*Required task*
Read the records and gather each line that includes "type".

*Data supplied*
********
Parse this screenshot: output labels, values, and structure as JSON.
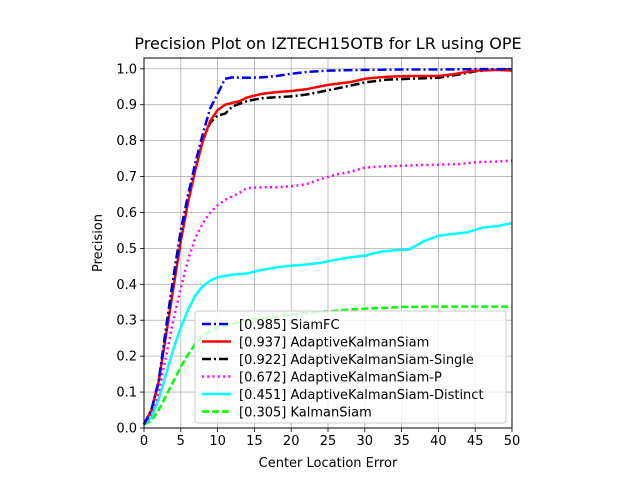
{
  "chart_data": {
    "type": "line",
    "title": "Precision Plot on IZTECH15OTB for LR using OPE",
    "xlabel": "Center Location Error",
    "ylabel": "Precision",
    "xlim": [
      0,
      50
    ],
    "ylim": [
      0,
      1.03
    ],
    "xticks": [
      0,
      5,
      10,
      15,
      20,
      25,
      30,
      35,
      40,
      45,
      50
    ],
    "xtick_labels": [
      "0",
      "5",
      "10",
      "15",
      "20",
      "25",
      "30",
      "35",
      "40",
      "45",
      "50"
    ],
    "yticks": [
      0,
      0.1,
      0.2,
      0.3,
      0.4,
      0.5,
      0.6,
      0.7,
      0.8,
      0.9,
      1.0
    ],
    "ytick_labels": [
      "0.0",
      "0.1",
      "0.2",
      "0.3",
      "0.4",
      "0.5",
      "0.6",
      "0.7",
      "0.8",
      "0.9",
      "1.0"
    ],
    "grid": true,
    "legend_position": "bottom-right",
    "series": [
      {
        "name": "[0.985] SiamFC",
        "color": "#0000ff",
        "style": "dashdot",
        "points": [
          [
            0,
            0.01
          ],
          [
            1,
            0.05
          ],
          [
            2,
            0.13
          ],
          [
            3,
            0.27
          ],
          [
            4,
            0.41
          ],
          [
            5,
            0.54
          ],
          [
            6,
            0.65
          ],
          [
            7,
            0.74
          ],
          [
            8,
            0.82
          ],
          [
            9,
            0.89
          ],
          [
            10,
            0.93
          ],
          [
            11,
            0.972
          ],
          [
            12,
            0.976
          ],
          [
            14,
            0.975
          ],
          [
            16,
            0.976
          ],
          [
            18,
            0.98
          ],
          [
            20,
            0.986
          ],
          [
            22,
            0.991
          ],
          [
            25,
            0.995
          ],
          [
            30,
            0.997
          ],
          [
            35,
            0.998
          ],
          [
            40,
            0.998
          ],
          [
            45,
            0.999
          ],
          [
            50,
            0.999
          ]
        ]
      },
      {
        "name": "[0.937] AdaptiveKalmanSiam",
        "color": "#ff0000",
        "style": "solid",
        "points": [
          [
            0,
            0.01
          ],
          [
            1,
            0.05
          ],
          [
            2,
            0.13
          ],
          [
            3,
            0.26
          ],
          [
            4,
            0.39
          ],
          [
            5,
            0.52
          ],
          [
            6,
            0.63
          ],
          [
            7,
            0.72
          ],
          [
            8,
            0.8
          ],
          [
            9,
            0.855
          ],
          [
            10,
            0.885
          ],
          [
            11,
            0.9
          ],
          [
            12,
            0.905
          ],
          [
            13,
            0.91
          ],
          [
            14,
            0.92
          ],
          [
            15,
            0.925
          ],
          [
            16,
            0.93
          ],
          [
            18,
            0.935
          ],
          [
            20,
            0.938
          ],
          [
            22,
            0.943
          ],
          [
            25,
            0.955
          ],
          [
            28,
            0.963
          ],
          [
            30,
            0.972
          ],
          [
            33,
            0.978
          ],
          [
            36,
            0.98
          ],
          [
            40,
            0.98
          ],
          [
            42,
            0.985
          ],
          [
            45,
            0.995
          ],
          [
            48,
            0.997
          ],
          [
            50,
            0.995
          ]
        ]
      },
      {
        "name": "[0.922] AdaptiveKalmanSiam-Single",
        "color": "#000000",
        "style": "dashdot",
        "points": [
          [
            0,
            0.01
          ],
          [
            1,
            0.05
          ],
          [
            2,
            0.13
          ],
          [
            3,
            0.28
          ],
          [
            4,
            0.42
          ],
          [
            5,
            0.55
          ],
          [
            6,
            0.65
          ],
          [
            7,
            0.73
          ],
          [
            8,
            0.8
          ],
          [
            9,
            0.85
          ],
          [
            10,
            0.87
          ],
          [
            11,
            0.875
          ],
          [
            12,
            0.895
          ],
          [
            14,
            0.91
          ],
          [
            16,
            0.918
          ],
          [
            18,
            0.921
          ],
          [
            20,
            0.923
          ],
          [
            22,
            0.928
          ],
          [
            25,
            0.94
          ],
          [
            28,
            0.953
          ],
          [
            30,
            0.962
          ],
          [
            33,
            0.97
          ],
          [
            36,
            0.972
          ],
          [
            40,
            0.975
          ],
          [
            43,
            0.985
          ],
          [
            45,
            0.993
          ],
          [
            48,
            0.998
          ],
          [
            50,
            0.998
          ]
        ]
      },
      {
        "name": "[0.672] AdaptiveKalmanSiam-P",
        "color": "#ff00ff",
        "style": "dotted",
        "points": [
          [
            0,
            0.01
          ],
          [
            1,
            0.04
          ],
          [
            2,
            0.1
          ],
          [
            3,
            0.2
          ],
          [
            4,
            0.3
          ],
          [
            5,
            0.39
          ],
          [
            6,
            0.47
          ],
          [
            7,
            0.53
          ],
          [
            8,
            0.57
          ],
          [
            9,
            0.6
          ],
          [
            10,
            0.62
          ],
          [
            11,
            0.635
          ],
          [
            12,
            0.645
          ],
          [
            13,
            0.655
          ],
          [
            14,
            0.668
          ],
          [
            16,
            0.67
          ],
          [
            18,
            0.67
          ],
          [
            20,
            0.673
          ],
          [
            22,
            0.678
          ],
          [
            24,
            0.693
          ],
          [
            26,
            0.705
          ],
          [
            28,
            0.713
          ],
          [
            30,
            0.725
          ],
          [
            32,
            0.728
          ],
          [
            35,
            0.73
          ],
          [
            38,
            0.732
          ],
          [
            40,
            0.733
          ],
          [
            43,
            0.735
          ],
          [
            45,
            0.74
          ],
          [
            48,
            0.742
          ],
          [
            50,
            0.744
          ]
        ]
      },
      {
        "name": "[0.451] AdaptiveKalmanSiam-Distinct",
        "color": "#00ffff",
        "style": "solid",
        "points": [
          [
            0,
            0.01
          ],
          [
            1,
            0.03
          ],
          [
            2,
            0.08
          ],
          [
            3,
            0.15
          ],
          [
            4,
            0.22
          ],
          [
            5,
            0.28
          ],
          [
            6,
            0.33
          ],
          [
            7,
            0.37
          ],
          [
            8,
            0.395
          ],
          [
            9,
            0.41
          ],
          [
            10,
            0.42
          ],
          [
            12,
            0.427
          ],
          [
            14,
            0.43
          ],
          [
            16,
            0.44
          ],
          [
            18,
            0.447
          ],
          [
            20,
            0.452
          ],
          [
            22,
            0.455
          ],
          [
            24,
            0.46
          ],
          [
            26,
            0.468
          ],
          [
            28,
            0.475
          ],
          [
            30,
            0.48
          ],
          [
            32,
            0.49
          ],
          [
            34,
            0.495
          ],
          [
            36,
            0.497
          ],
          [
            38,
            0.52
          ],
          [
            40,
            0.535
          ],
          [
            42,
            0.54
          ],
          [
            44,
            0.545
          ],
          [
            46,
            0.558
          ],
          [
            48,
            0.562
          ],
          [
            50,
            0.57
          ]
        ]
      },
      {
        "name": "[0.305] KalmanSiam",
        "color": "#00ff00",
        "style": "dashed",
        "points": [
          [
            0,
            0.01
          ],
          [
            1,
            0.02
          ],
          [
            2,
            0.05
          ],
          [
            3,
            0.09
          ],
          [
            4,
            0.13
          ],
          [
            5,
            0.17
          ],
          [
            6,
            0.205
          ],
          [
            7,
            0.235
          ],
          [
            8,
            0.255
          ],
          [
            9,
            0.27
          ],
          [
            10,
            0.28
          ],
          [
            12,
            0.29
          ],
          [
            14,
            0.3
          ],
          [
            16,
            0.305
          ],
          [
            18,
            0.31
          ],
          [
            20,
            0.315
          ],
          [
            22,
            0.32
          ],
          [
            25,
            0.325
          ],
          [
            28,
            0.33
          ],
          [
            30,
            0.332
          ],
          [
            33,
            0.335
          ],
          [
            35,
            0.337
          ],
          [
            40,
            0.338
          ],
          [
            45,
            0.338
          ],
          [
            50,
            0.338
          ]
        ]
      }
    ]
  }
}
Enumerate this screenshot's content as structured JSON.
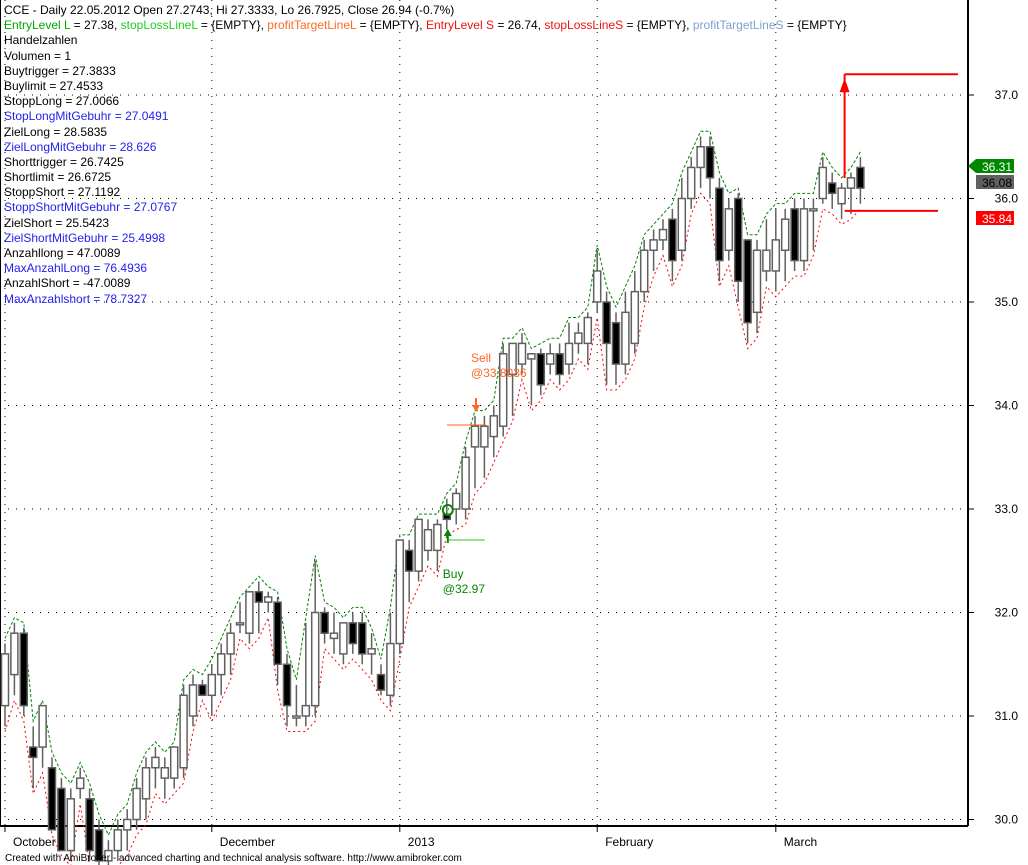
{
  "header": {
    "title_line": "CCE - Daily 22.05.2012 Open 27.2743, Hi 27.3333, Lo 26.7925, Close 26.94 (-0.7%)",
    "params": [
      {
        "label": "EntryLevel L",
        "value": " = 27.38, ",
        "color": "g"
      },
      {
        "label": "stopLossLineL",
        "value": " = {EMPTY}, ",
        "color": "lg"
      },
      {
        "label": "profitTargetLineL",
        "value": " = {EMPTY}, ",
        "color": "o"
      },
      {
        "label": "EntryLevel S",
        "value": " = 26.74, ",
        "color": "r"
      },
      {
        "label": "stopLossLineS",
        "value": " = {EMPTY}, ",
        "color": "r"
      },
      {
        "label": "profitTargetLineS",
        "value": " = {EMPTY}",
        "color": "sb"
      }
    ]
  },
  "stats": [
    {
      "text": "Handelzahlen",
      "color": "k"
    },
    {
      "text": "Volumen = 1",
      "color": "k"
    },
    {
      "text": "Buytrigger = 27.3833",
      "color": "k"
    },
    {
      "text": "Buylimit = 27.4533",
      "color": "k"
    },
    {
      "text": "StoppLong = 27.0066",
      "color": "k"
    },
    {
      "text": "StopLongMitGebuhr = 27.0491",
      "color": "b"
    },
    {
      "text": "ZielLong = 28.5835",
      "color": "k"
    },
    {
      "text": "ZielLongMitGebuhr = 28.626",
      "color": "b"
    },
    {
      "text": "Shorttrigger = 26.7425",
      "color": "k"
    },
    {
      "text": "Shortlimit = 26.6725",
      "color": "k"
    },
    {
      "text": "StoppShort = 27.1192",
      "color": "k"
    },
    {
      "text": "StoppShortMitGebuhr = 27.0767",
      "color": "b"
    },
    {
      "text": "ZielShort = 25.5423",
      "color": "k"
    },
    {
      "text": "ZielShortMitGebuhr = 25.4998",
      "color": "b"
    },
    {
      "text": "Anzahllong = 47.0089",
      "color": "k"
    },
    {
      "text": "MaxAnzahlLong = 76.4936",
      "color": "b"
    },
    {
      "text": "AnzahlShort = -47.0089",
      "color": "k"
    },
    {
      "text": "MaxAnzahlshort = 78.7327",
      "color": "b"
    }
  ],
  "footer": "Created with AmiBroker - advanced charting and technical analysis software. http://www.amibroker.com",
  "chart_data": {
    "type": "candlestick",
    "ylim": [
      29.8,
      37.5
    ],
    "yticks": [
      "30.0",
      "31.0",
      "32.0",
      "33.0",
      "34.0",
      "35.0",
      "36.0",
      "37.0"
    ],
    "grid": true,
    "x_labels": [
      {
        "label": "October",
        "index": 0
      },
      {
        "label": "December",
        "index": 22
      },
      {
        "label": "2013",
        "index": 42
      },
      {
        "label": "February",
        "index": 63
      },
      {
        "label": "March",
        "index": 82
      }
    ],
    "ohlc": [
      [
        31.1,
        31.7,
        30.9,
        31.6
      ],
      [
        31.4,
        31.9,
        31.2,
        31.8
      ],
      [
        31.8,
        31.85,
        31.0,
        31.1
      ],
      [
        30.7,
        30.9,
        30.3,
        30.6
      ],
      [
        30.7,
        31.1,
        30.5,
        31.1
      ],
      [
        30.5,
        30.6,
        29.9,
        29.9
      ],
      [
        30.3,
        30.4,
        29.7,
        29.7
      ],
      [
        29.7,
        30.3,
        29.6,
        30.2
      ],
      [
        30.3,
        30.5,
        30.2,
        30.4
      ],
      [
        30.2,
        30.3,
        29.6,
        29.7
      ],
      [
        29.9,
        30.0,
        29.5,
        29.6
      ],
      [
        29.6,
        29.8,
        29.4,
        29.7
      ],
      [
        29.7,
        30.0,
        29.6,
        29.9
      ],
      [
        29.9,
        30.1,
        29.7,
        30.0
      ],
      [
        30.0,
        30.4,
        29.9,
        30.3
      ],
      [
        30.2,
        30.6,
        30.0,
        30.5
      ],
      [
        30.5,
        30.7,
        30.3,
        30.6
      ],
      [
        30.4,
        30.6,
        30.2,
        30.5
      ],
      [
        30.4,
        30.7,
        30.3,
        30.7
      ],
      [
        30.5,
        31.3,
        30.4,
        31.2
      ],
      [
        31.0,
        31.4,
        30.9,
        31.3
      ],
      [
        31.3,
        31.35,
        31.2,
        31.2
      ],
      [
        31.2,
        31.5,
        31.0,
        31.4
      ],
      [
        31.4,
        31.7,
        31.2,
        31.6
      ],
      [
        31.6,
        31.9,
        31.4,
        31.8
      ],
      [
        31.9,
        32.1,
        31.8,
        31.9
      ],
      [
        31.8,
        32.2,
        31.7,
        32.2
      ],
      [
        32.2,
        32.3,
        31.8,
        32.1
      ],
      [
        32.1,
        32.2,
        32.0,
        32.15
      ],
      [
        32.1,
        32.15,
        31.3,
        31.5
      ],
      [
        31.5,
        31.6,
        30.9,
        31.1
      ],
      [
        31.0,
        31.3,
        30.9,
        31.0
      ],
      [
        31.0,
        31.9,
        30.9,
        31.1
      ],
      [
        31.1,
        32.5,
        31.0,
        32.0
      ],
      [
        32.0,
        32.05,
        31.7,
        31.8
      ],
      [
        31.75,
        32.0,
        31.6,
        31.8
      ],
      [
        31.6,
        31.9,
        31.5,
        31.9
      ],
      [
        31.9,
        32.0,
        31.6,
        31.7
      ],
      [
        31.9,
        32.0,
        31.5,
        31.6
      ],
      [
        31.6,
        31.8,
        31.4,
        31.65
      ],
      [
        31.4,
        31.5,
        31.2,
        31.25
      ],
      [
        31.2,
        32.0,
        31.1,
        31.7
      ],
      [
        31.7,
        32.7,
        31.6,
        32.7
      ],
      [
        32.6,
        32.7,
        32.1,
        32.4
      ],
      [
        32.4,
        32.9,
        32.3,
        32.9
      ],
      [
        32.6,
        32.9,
        32.5,
        32.8
      ],
      [
        32.6,
        32.9,
        32.4,
        32.85
      ],
      [
        32.95,
        33.1,
        32.8,
        32.9
      ],
      [
        33.0,
        33.2,
        32.85,
        33.15
      ],
      [
        33.0,
        33.6,
        32.9,
        33.5
      ],
      [
        33.6,
        33.9,
        33.2,
        33.8
      ],
      [
        33.6,
        33.9,
        33.3,
        33.8
      ],
      [
        33.7,
        34.0,
        33.5,
        33.9
      ],
      [
        33.8,
        34.6,
        33.7,
        34.5
      ],
      [
        34.3,
        34.6,
        33.9,
        34.6
      ],
      [
        34.4,
        34.7,
        34.3,
        34.6
      ],
      [
        34.45,
        34.5,
        34.0,
        34.5
      ],
      [
        34.5,
        34.55,
        34.1,
        34.2
      ],
      [
        34.4,
        34.6,
        34.3,
        34.5
      ],
      [
        34.5,
        34.6,
        34.2,
        34.3
      ],
      [
        34.4,
        34.8,
        34.3,
        34.6
      ],
      [
        34.6,
        34.8,
        34.5,
        34.7
      ],
      [
        34.6,
        34.9,
        34.4,
        34.85
      ],
      [
        35.0,
        35.5,
        34.9,
        35.3
      ],
      [
        35.0,
        35.1,
        34.2,
        34.6
      ],
      [
        34.8,
        34.9,
        34.2,
        34.4
      ],
      [
        34.4,
        35.1,
        34.3,
        34.9
      ],
      [
        34.6,
        35.3,
        34.5,
        35.1
      ],
      [
        35.1,
        35.6,
        35.0,
        35.5
      ],
      [
        35.5,
        35.7,
        35.3,
        35.6
      ],
      [
        35.6,
        35.8,
        35.5,
        35.7
      ],
      [
        35.8,
        35.9,
        35.2,
        35.4
      ],
      [
        35.5,
        36.2,
        35.4,
        36.0
      ],
      [
        36.0,
        36.4,
        35.9,
        36.3
      ],
      [
        36.3,
        36.6,
        36.1,
        36.5
      ],
      [
        36.5,
        36.6,
        36.0,
        36.2
      ],
      [
        36.1,
        36.2,
        35.2,
        35.4
      ],
      [
        35.5,
        36.0,
        35.4,
        35.9
      ],
      [
        36.0,
        36.05,
        35.0,
        35.2
      ],
      [
        35.6,
        35.6,
        34.6,
        34.8
      ],
      [
        34.9,
        35.6,
        34.7,
        35.5
      ],
      [
        35.3,
        35.8,
        35.2,
        35.5
      ],
      [
        35.3,
        35.9,
        35.1,
        35.6
      ],
      [
        35.5,
        35.9,
        35.2,
        35.8
      ],
      [
        35.9,
        36.0,
        35.3,
        35.4
      ],
      [
        35.4,
        36.0,
        35.3,
        35.9
      ],
      [
        35.9,
        36.0,
        35.5,
        35.9
      ],
      [
        36.0,
        36.4,
        35.95,
        36.3
      ],
      [
        36.15,
        36.25,
        35.9,
        36.05
      ],
      [
        35.95,
        36.15,
        35.8,
        36.1
      ],
      [
        36.1,
        36.25,
        35.85,
        36.2
      ],
      [
        36.3,
        36.4,
        35.95,
        36.1
      ]
    ],
    "signals": [
      {
        "type": "buy",
        "index": 47,
        "label": "Buy",
        "price_label": "@32.97",
        "price": 32.97
      },
      {
        "type": "sell",
        "index": 50,
        "label": "Sell",
        "price_label": "@33.8036",
        "price": 33.8036
      }
    ],
    "target_lines": {
      "upper": 37.2,
      "lower": 35.9,
      "start_index": 89
    },
    "price_tags": [
      {
        "value": "36.31",
        "color": "#008800"
      },
      {
        "value": "36.08",
        "color": "#606060"
      },
      {
        "value": "35.84",
        "color": "#ff0000"
      }
    ],
    "colors": {
      "upper_band": "#008800",
      "lower_band": "#ff0000",
      "up_candle": "#ffffff",
      "down_candle": "#000000",
      "wick": "#606060",
      "buy": "#008800",
      "sell": "#ff6622",
      "target": "#ff0000"
    }
  }
}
********
*The completed task*
    "type": "line",
    "type": "candlestick",
        "type": "buy",
        "type": "sell",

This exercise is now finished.